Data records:
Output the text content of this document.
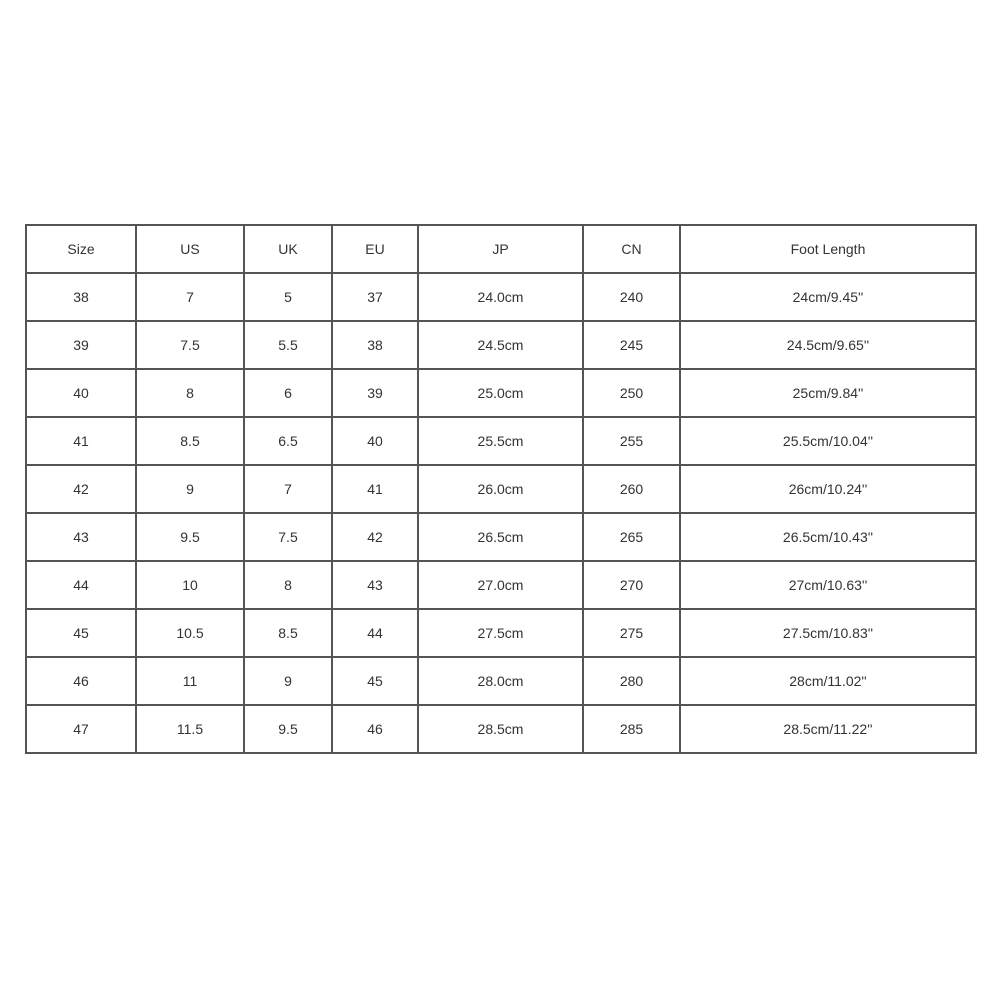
Size	US	UK	EU	JP	CN	Foot Length
38	7	5	37	24.0cm	240	24cm/9.45''
39	7.5	5.5	38	24.5cm	245	24.5cm/9.65''
40	8	6	39	25.0cm	250	25cm/9.84''
41	8.5	6.5	40	25.5cm	255	25.5cm/10.04''
42	9	7	41	26.0cm	260	26cm/10.24''
43	9.5	7.5	42	26.5cm	265	26.5cm/10.43''
44	10	8	43	27.0cm	270	27cm/10.63''
45	10.5	8.5	44	27.5cm	275	27.5cm/10.83''
46	11	9	45	28.0cm	280	28cm/11.02''
47	11.5	9.5	46	28.5cm	285	28.5cm/11.22''
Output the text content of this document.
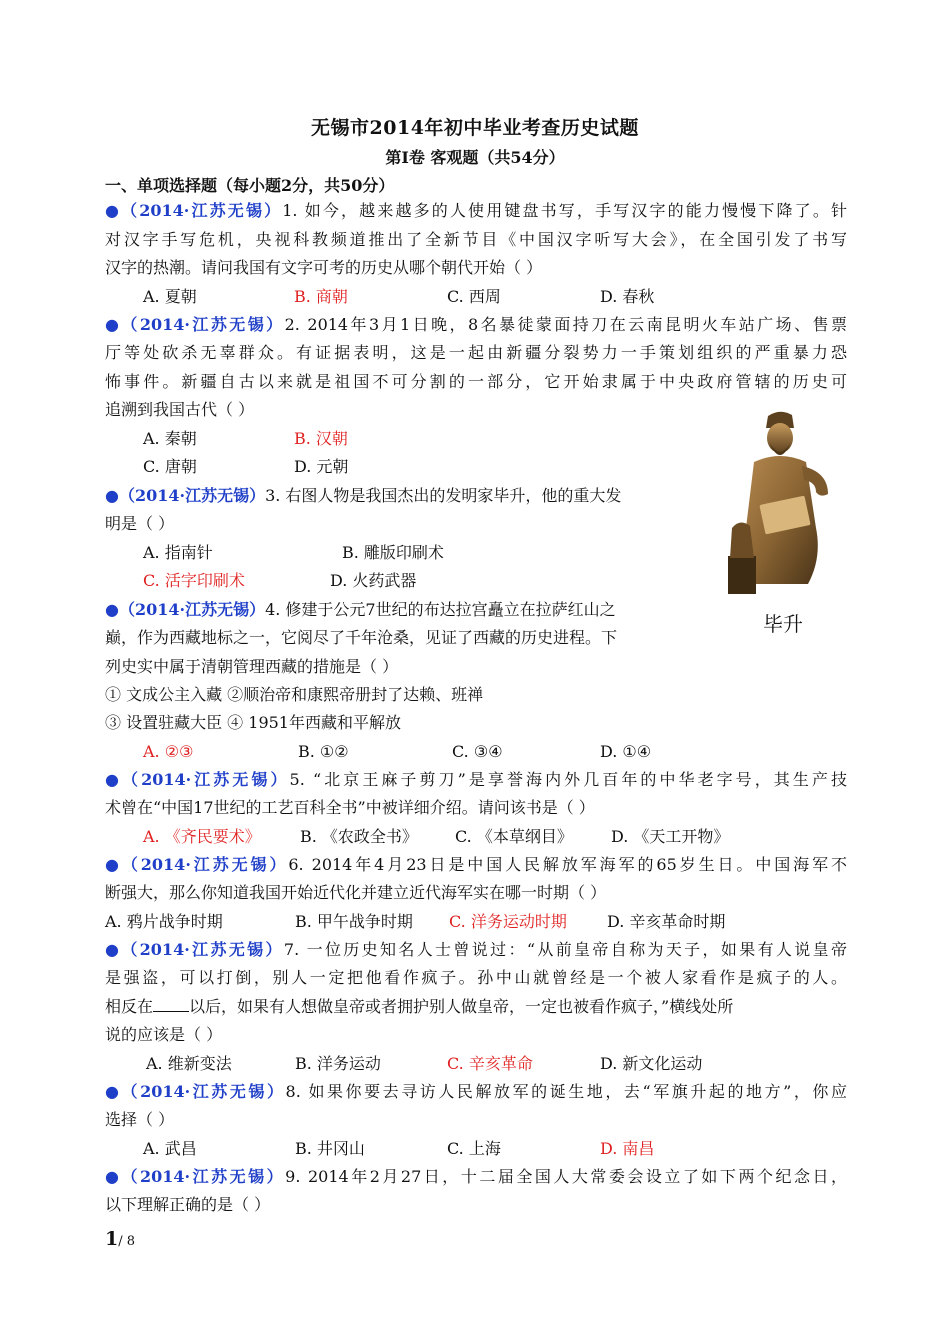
无锡市2014年初中毕业考查历史试题
第Ⅰ卷 客观题（共54分）
一、单项选择题（每小题2分，共50分）
●（2014·江苏无锡）1. 如今，越来越多的人使用键盘书写，手写汉字的能力慢慢下降了。针
对汉字手写危机，央视科教频道推出了全新节目《中国汉字听写大会》，在全国引发了书写
汉字的热潮。请问我国有文字可考的历史从哪个朝代开始（ ）
A. 夏朝	B. 商朝	C. 西周	D. 春秋
●（2014·江苏无锡）2. 2014年3月1日晚，8名暴徒蒙面持刀在云南昆明火车站广场、售票
厅等处砍杀无辜群众。有证据表明，这是一起由新疆分裂势力一手策划组织的严重暴力恐
怖事件。新疆自古以来就是祖国不可分割的一部分，它开始隶属于中央政府管辖的历史可
追溯到我国古代（ ）
A. 秦朝	B. 汉朝
C. 唐朝	D. 元朝
●（2014·江苏无锡）3. 右图人物是我国杰出的发明家毕升，他的重大发
明是（ ）
A. 指南针	B. 雕版印刷术
C. 活字印刷术	D. 火药武器
毕升
●（2014·江苏无锡）4. 修建于公元7世纪的布达拉宫矗立在拉萨红山之
巅，作为西藏地标之一，它阅尽了千年沧桑，见证了西藏的历史进程。下
列史实中属于清朝管理西藏的措施是（ ）
① 文成公主入藏 ②顺治帝和康熙帝册封了达赖、班禅
③ 设置驻藏大臣 ④ 1951年西藏和平解放
A. ②③	B. ①②	C. ③④	D. ①④
●（2014·江苏无锡）5. “北京王麻子剪刀”是享誉海内外几百年的中华老字号，其生产技
术曾在“中国17世纪的工艺百科全书”中被详细介绍。请问该书是（ ）
A. 《齐民要术》 B. 《农政全书》 C. 《本草纲目》 D. 《天工开物》
●（2014·江苏无锡）6. 2014年4月23日是中国人民解放军海军的65岁生日。中国海军不
断强大，那么你知道我国开始近代化并建立近代海军实在哪一时期（ ）
A. 鸦片战争时期	B. 甲午战争时期 C. 洋务运动时期	D. 辛亥革命时期
●（2014·江苏无锡）7. 一位历史知名人士曾说过：“从前皇帝自称为天子，如果有人说皇帝
是强盗，可以打倒，别人一定把他看作疯子。孙中山就曾经是一个被人家看作是疯子的人。
相反在 以后，如果有人想做皇帝或者拥护别人做皇帝，一定也被看作疯子，”横线处所
说的应该是（ ）
A. 维新变法	B. 洋务运动	C. 辛亥革命	D. 新文化运动
●（2014·江苏无锡）8. 如果你要去寻访人民解放军的诞生地，去“军旗升起的地方”，你应
选择（ ）
A. 武昌	B. 井冈山	C. 上海	D. 南昌
●（2014·江苏无锡）9. 2014年2月27日，十二届全国人大常委会设立了如下两个纪念日，
以下理解正确的是（ ）
1/ 8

-- What the task requires --
Transcribe the listing in full. Omit the pictures and keep every line exact.

-- Task response --
Output the text content of this document.
Size	US	UK	EU	JP	CN	Foot Length
38	7	5	37	24.0cm	240	24cm/9.45''
39	7.5	5.5	38	24.5cm	245	24.5cm/9.65''
40	8	6	39	25.0cm	250	25cm/9.84''
41	8.5	6.5	40	25.5cm	255	25.5cm/10.04''
42	9	7	41	26.0cm	260	26cm/10.24''
43	9.5	7.5	42	26.5cm	265	26.5cm/10.43''
44	10	8	43	27.0cm	270	27cm/10.63''
45	10.5	8.5	44	27.5cm	275	27.5cm/10.83''
46	11	9	45	28.0cm	280	28cm/11.02''
47	11.5	9.5	46	28.5cm	285	28.5cm/11.22''
Output the text content of this document.
无锡市2014年初中毕业考查历史试题
第Ⅰ卷 客观题（共54分）
一、单项选择题（每小题2分，共50分）
●（2014·江苏无锡）1. 如今，越来越多的人使用键盘书写，手写汉字的能力慢慢下降了。针
对汉字手写危机，央视科教频道推出了全新节目《中国汉字听写大会》，在全国引发了书写
汉字的热潮。请问我国有文字可考的历史从哪个朝代开始（ ）
A. 夏朝	B. 商朝	C. 西周	D. 春秋
●（2014·江苏无锡）2. 2014年3月1日晚，8名暴徒蒙面持刀在云南昆明火车站广场、售票
厅等处砍杀无辜群众。有证据表明，这是一起由新疆分裂势力一手策划组织的严重暴力恐
怖事件。新疆自古以来就是祖国不可分割的一部分，它开始隶属于中央政府管辖的历史可
追溯到我国古代（ ）
A. 秦朝	B. 汉朝
C. 唐朝	D. 元朝
●（2014·江苏无锡）3. 右图人物是我国杰出的发明家毕升，他的重大发
明是（ ）
A. 指南针	B. 雕版印刷术
C. 活字印刷术	D. 火药武器
毕升
●（2014·江苏无锡）4. 修建于公元7世纪的布达拉宫矗立在拉萨红山之
巅，作为西藏地标之一，它阅尽了千年沧桑，见证了西藏的历史进程。下
列史实中属于清朝管理西藏的措施是（ ）
① 文成公主入藏 ②顺治帝和康熙帝册封了达赖、班禅
③ 设置驻藏大臣 ④ 1951年西藏和平解放
A. ②③	B. ①②	C. ③④	D. ①④
●（2014·江苏无锡）5. “北京王麻子剪刀”是享誉海内外几百年的中华老字号，其生产技
术曾在“中国17世纪的工艺百科全书”中被详细介绍。请问该书是（ ）
A. 《齐民要术》 B. 《农政全书》 C. 《本草纲目》 D. 《天工开物》
●（2014·江苏无锡）6. 2014年4月23日是中国人民解放军海军的65岁生日。中国海军不
断强大，那么你知道我国开始近代化并建立近代海军实在哪一时期（ ）
A. 鸦片战争时期	B. 甲午战争时期 C. 洋务运动时期	D. 辛亥革命时期
●（2014·江苏无锡）7. 一位历史知名人士曾说过：“从前皇帝自称为天子，如果有人说皇帝
是强盗，可以打倒，别人一定把他看作疯子。孙中山就曾经是一个被人家看作是疯子的人。
相反在 以后，如果有人想做皇帝或者拥护别人做皇帝，一定也被看作疯子，”横线处所
说的应该是（ ）
A. 维新变法	B. 洋务运动	C. 辛亥革命	D. 新文化运动
●（2014·江苏无锡）8. 如果你要去寻访人民解放军的诞生地，去“军旗升起的地方”，你应
选择（ ）
A. 武昌	B. 井冈山	C. 上海	D. 南昌
●（2014·江苏无锡）9. 2014年2月27日，十二届全国人大常委会设立了如下两个纪念日，
以下理解正确的是（ ）
1/ 8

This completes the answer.